SELECTED EXCERPT:
* * * *
To do so, first create a Shadow struct:

struct Shadow {
    
    init(
        alpha: Float,
        blur: CGFloat,
        color: UIColor = .black,
        spread: CGFloat = 0,
        x: CGFloat,
        y: CGFloat) {
        self.alpha = alpha
        self.blur = blur
        self.color = color
        self.spread = spread
        self.x = x
        self.y = y
    }
    
    let alpha: Float
    let blur: CGFloat
    let color: UIColor
    let spread: CGFloat
    let x: CGFloat
    let y: CGFloat
}

This struct has the same properties as the enum, but they are much easier to overview. You define them when you create a shadow. After that, they’re immutable.

We now have a shadow type with properties, but not any predefined styles, opposite to when we created the enum. We then started with the available options, then defined their properties. I think this feels more natural.

We can now redefine the shadow styles from before as struct extensions:

extension Shadow {

    static var small: Shadow {
        return Shadow(alpha: 0.2, blur: 8, x: 0, y: 4)
    }
    
    static var medium: Shadow {
        return Shadow(alpha: 0.26, blur: 15, x: 0, y: 5)
    }
    
    static var large: Shadow {
        return Shadow(alpha: 0.6, blur: 40, x: 0, y: 10)
    }
}

That’s it! We now have an extensive set of shadow styles that we can apply just like the enum from before:

let myShadow = Shadow.medium

let view = UIView(frame.zero)
view.applyShadow(.medium)

If we would have to create another app-specific shadow for a unique tvOS app, we’d just have to define another static shadow property like above.

This is much better…or at least much more flexible. No enum is holding us back anymore. However, if you switch over to structs, there are some side-effects that you must be aware of.

Unexpected side-effects

You can handle structs in much the same way as an enum, e.g. compare two instances if they implement Equatable, switch over a value etc.

For enums, it would look like this:

public enum Direction: Equatable {
    case up, down, left, right
}

let environment = Direction.down

if environment == .up { print("Up") }       // Won't happen
if environment == .down { print("Down") }   // Will happen

switch environment {
case .up: print("Up")                       // Won't happen
default: print("Not up")                    // Will happen
}

For structs, the equality check and switching looks identical:

struct Direction: Equatable {}

extension Direction {
    static var up: Direction { return Direction() }
    static var down: Direction { return Direction() }
    static var left: Direction { return Direction() }
    static var right: Direction { return Direction() }
}

let direction = Direction.down

if direction == .up { print("Up") }         // Will happen
if direction == .down { print("Down") }     // Will happen

switch direction {
case .up: print("Up")                       // Will happen
default: print("Not up")                    // Won't happen
}

…but the comparison results are not. We create a .down direction, but when we check for equality and switch over it, it’s equal to both .up and .down.
* * * *
Write out the part of the Swift text on shadow structs from "let myShadow = Shadow.medium" to "a value etc.", keeping every character as it appears. The items that follow are separate material and have no connection to the Swift text on shadows and directions.

SOURCE MATERIAL:
* * * *
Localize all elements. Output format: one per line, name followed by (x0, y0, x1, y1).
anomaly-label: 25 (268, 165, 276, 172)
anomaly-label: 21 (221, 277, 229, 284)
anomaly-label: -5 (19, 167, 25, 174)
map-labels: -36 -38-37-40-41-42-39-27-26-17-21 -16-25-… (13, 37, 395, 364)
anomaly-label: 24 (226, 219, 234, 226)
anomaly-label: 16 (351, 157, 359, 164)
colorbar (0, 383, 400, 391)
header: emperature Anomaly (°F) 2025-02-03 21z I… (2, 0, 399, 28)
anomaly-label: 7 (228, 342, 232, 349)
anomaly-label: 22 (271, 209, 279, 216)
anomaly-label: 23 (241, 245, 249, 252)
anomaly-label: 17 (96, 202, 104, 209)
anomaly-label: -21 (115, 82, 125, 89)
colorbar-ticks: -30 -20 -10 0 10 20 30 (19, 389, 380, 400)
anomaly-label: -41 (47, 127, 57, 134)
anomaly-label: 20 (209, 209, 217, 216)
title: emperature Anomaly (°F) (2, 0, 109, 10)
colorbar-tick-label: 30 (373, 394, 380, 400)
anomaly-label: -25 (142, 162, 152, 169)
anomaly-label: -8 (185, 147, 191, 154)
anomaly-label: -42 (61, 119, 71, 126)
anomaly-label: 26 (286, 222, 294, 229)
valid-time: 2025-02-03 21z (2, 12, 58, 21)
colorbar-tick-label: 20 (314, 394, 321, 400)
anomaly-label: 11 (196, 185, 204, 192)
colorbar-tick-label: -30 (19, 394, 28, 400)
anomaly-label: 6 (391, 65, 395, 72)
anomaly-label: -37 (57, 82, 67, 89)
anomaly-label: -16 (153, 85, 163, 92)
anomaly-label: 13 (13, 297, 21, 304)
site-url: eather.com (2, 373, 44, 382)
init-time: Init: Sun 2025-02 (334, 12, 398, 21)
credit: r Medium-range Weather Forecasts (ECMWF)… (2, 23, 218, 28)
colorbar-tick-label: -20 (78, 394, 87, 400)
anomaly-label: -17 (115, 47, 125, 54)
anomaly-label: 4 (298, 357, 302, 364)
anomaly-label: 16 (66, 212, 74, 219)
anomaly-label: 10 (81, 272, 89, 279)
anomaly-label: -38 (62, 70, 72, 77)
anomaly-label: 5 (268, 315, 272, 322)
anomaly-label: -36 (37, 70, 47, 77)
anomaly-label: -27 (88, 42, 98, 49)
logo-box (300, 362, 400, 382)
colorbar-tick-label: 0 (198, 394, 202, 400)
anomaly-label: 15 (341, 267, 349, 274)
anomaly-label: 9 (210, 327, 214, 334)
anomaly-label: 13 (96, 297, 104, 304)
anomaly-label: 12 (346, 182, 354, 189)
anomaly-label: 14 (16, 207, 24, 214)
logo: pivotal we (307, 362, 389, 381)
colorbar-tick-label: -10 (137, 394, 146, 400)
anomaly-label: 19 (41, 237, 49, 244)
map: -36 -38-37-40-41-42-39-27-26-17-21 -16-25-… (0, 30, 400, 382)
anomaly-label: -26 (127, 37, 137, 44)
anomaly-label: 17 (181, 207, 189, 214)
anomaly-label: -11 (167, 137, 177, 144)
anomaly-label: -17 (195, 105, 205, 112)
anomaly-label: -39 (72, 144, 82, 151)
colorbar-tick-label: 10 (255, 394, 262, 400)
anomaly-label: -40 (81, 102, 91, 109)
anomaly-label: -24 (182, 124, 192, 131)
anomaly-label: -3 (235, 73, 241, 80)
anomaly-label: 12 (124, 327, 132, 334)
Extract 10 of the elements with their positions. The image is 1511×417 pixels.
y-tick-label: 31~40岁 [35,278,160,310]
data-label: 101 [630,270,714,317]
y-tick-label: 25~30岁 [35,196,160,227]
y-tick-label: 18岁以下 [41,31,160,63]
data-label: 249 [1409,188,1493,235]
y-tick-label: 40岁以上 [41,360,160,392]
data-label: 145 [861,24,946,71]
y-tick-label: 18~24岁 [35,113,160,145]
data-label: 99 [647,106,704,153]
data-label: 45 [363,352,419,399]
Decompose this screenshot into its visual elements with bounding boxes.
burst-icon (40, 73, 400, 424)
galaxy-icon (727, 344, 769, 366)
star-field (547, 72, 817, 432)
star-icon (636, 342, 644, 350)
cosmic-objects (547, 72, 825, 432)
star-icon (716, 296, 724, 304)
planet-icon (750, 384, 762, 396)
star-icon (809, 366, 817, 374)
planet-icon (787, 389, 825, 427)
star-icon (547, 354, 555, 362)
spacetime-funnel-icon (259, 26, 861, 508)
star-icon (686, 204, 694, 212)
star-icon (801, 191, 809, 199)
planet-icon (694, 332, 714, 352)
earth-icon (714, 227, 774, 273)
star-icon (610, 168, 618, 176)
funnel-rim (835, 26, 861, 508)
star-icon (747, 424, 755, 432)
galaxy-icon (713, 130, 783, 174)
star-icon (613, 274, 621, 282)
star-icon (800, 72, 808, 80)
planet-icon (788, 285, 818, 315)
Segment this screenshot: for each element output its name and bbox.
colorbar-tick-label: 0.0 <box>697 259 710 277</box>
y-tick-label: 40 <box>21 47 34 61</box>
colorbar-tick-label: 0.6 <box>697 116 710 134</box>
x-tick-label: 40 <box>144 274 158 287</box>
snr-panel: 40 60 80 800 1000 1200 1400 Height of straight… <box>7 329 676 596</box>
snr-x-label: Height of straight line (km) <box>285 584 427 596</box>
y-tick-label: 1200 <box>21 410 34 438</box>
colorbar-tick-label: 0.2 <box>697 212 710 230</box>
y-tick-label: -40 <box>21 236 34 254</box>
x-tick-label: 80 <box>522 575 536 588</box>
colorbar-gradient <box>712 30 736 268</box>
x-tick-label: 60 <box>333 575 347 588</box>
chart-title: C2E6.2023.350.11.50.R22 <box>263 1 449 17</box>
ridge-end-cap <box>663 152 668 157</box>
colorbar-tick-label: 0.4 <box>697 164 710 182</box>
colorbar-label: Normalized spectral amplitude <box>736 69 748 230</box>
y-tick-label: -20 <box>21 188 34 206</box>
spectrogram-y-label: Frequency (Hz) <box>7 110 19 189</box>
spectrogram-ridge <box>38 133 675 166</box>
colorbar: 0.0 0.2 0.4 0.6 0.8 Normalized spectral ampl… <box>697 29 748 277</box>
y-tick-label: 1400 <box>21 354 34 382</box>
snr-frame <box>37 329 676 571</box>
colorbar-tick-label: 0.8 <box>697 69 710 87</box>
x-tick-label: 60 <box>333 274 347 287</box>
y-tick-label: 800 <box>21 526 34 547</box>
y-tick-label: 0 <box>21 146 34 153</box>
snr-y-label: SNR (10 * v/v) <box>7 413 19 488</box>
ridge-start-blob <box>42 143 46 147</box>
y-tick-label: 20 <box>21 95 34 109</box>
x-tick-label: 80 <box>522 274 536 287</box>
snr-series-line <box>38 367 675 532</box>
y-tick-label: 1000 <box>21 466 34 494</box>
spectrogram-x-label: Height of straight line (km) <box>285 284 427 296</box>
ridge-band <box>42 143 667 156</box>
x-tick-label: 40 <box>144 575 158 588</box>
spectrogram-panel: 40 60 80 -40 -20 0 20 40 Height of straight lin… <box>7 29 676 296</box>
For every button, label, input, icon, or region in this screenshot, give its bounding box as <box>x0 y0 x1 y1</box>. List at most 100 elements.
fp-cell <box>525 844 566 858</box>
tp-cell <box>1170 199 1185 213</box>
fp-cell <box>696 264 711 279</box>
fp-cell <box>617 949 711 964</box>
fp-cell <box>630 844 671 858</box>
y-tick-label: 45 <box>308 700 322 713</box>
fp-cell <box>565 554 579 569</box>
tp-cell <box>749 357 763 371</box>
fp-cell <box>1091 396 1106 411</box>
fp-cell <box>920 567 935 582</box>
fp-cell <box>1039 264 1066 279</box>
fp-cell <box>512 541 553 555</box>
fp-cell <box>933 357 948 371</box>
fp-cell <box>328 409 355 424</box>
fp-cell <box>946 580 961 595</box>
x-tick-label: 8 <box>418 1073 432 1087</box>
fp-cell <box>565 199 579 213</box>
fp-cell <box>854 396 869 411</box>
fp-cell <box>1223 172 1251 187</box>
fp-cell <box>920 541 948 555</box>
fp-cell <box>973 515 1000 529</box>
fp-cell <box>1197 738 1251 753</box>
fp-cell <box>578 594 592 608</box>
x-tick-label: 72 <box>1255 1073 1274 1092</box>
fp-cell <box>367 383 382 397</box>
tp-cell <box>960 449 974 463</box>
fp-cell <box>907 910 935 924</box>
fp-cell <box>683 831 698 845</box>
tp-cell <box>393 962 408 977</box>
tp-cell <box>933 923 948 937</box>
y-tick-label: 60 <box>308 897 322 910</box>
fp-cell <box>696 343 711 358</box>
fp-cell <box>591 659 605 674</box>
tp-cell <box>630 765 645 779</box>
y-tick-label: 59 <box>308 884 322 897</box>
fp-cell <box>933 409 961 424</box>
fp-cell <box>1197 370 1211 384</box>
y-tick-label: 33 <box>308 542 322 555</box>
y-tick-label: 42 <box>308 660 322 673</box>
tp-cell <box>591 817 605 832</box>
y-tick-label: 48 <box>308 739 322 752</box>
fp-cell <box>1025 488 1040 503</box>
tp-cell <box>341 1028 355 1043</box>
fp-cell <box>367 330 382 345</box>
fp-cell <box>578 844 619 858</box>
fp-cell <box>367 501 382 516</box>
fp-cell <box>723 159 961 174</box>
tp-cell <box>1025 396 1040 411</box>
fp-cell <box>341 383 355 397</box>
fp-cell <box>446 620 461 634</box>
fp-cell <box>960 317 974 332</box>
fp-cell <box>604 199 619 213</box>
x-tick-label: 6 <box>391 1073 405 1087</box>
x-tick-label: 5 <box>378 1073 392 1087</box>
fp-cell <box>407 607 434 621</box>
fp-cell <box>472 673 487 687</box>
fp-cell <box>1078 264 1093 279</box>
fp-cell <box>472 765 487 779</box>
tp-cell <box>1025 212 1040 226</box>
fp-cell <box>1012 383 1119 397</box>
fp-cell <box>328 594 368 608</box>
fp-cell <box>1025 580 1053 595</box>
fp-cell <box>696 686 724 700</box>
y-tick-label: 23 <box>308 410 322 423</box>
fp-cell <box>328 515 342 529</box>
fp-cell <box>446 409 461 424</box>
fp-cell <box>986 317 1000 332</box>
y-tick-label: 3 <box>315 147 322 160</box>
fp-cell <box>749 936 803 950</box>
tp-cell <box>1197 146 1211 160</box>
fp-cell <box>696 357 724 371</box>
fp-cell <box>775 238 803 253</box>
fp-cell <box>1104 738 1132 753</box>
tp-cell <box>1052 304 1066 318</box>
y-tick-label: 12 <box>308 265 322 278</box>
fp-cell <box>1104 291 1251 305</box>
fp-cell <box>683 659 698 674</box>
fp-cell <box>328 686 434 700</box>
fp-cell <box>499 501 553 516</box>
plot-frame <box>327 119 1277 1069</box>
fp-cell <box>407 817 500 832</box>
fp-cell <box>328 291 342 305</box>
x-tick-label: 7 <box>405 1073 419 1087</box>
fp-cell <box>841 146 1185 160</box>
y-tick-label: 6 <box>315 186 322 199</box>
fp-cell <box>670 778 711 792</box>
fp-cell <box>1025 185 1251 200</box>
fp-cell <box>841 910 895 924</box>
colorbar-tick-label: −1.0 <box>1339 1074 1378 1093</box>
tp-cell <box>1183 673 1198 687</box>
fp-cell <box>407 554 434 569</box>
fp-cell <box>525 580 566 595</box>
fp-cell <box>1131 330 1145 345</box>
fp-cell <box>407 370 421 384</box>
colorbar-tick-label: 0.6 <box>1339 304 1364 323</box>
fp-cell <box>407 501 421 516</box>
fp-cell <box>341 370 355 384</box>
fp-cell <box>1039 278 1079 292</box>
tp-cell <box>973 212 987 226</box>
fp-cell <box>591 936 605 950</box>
* * * *
WORKED SOLUTION:
let myShadow = Shadow.medium

let view = UIView(frame.zero)
view.applyShadow(.medium)

If we would have to create another app-specific shadow for a unique tvOS app, we’d just have to define another static shadow property like above.

This is much better…or at least much more flexible. No enum is holding us back anymore. However, if you switch over to structs, there are some side-effects that you must be aware of.

Unexpected side-effects

You can handle structs in much the same way as an enum, e.g. compare two instances if they implement Equatable, switch over a value etc.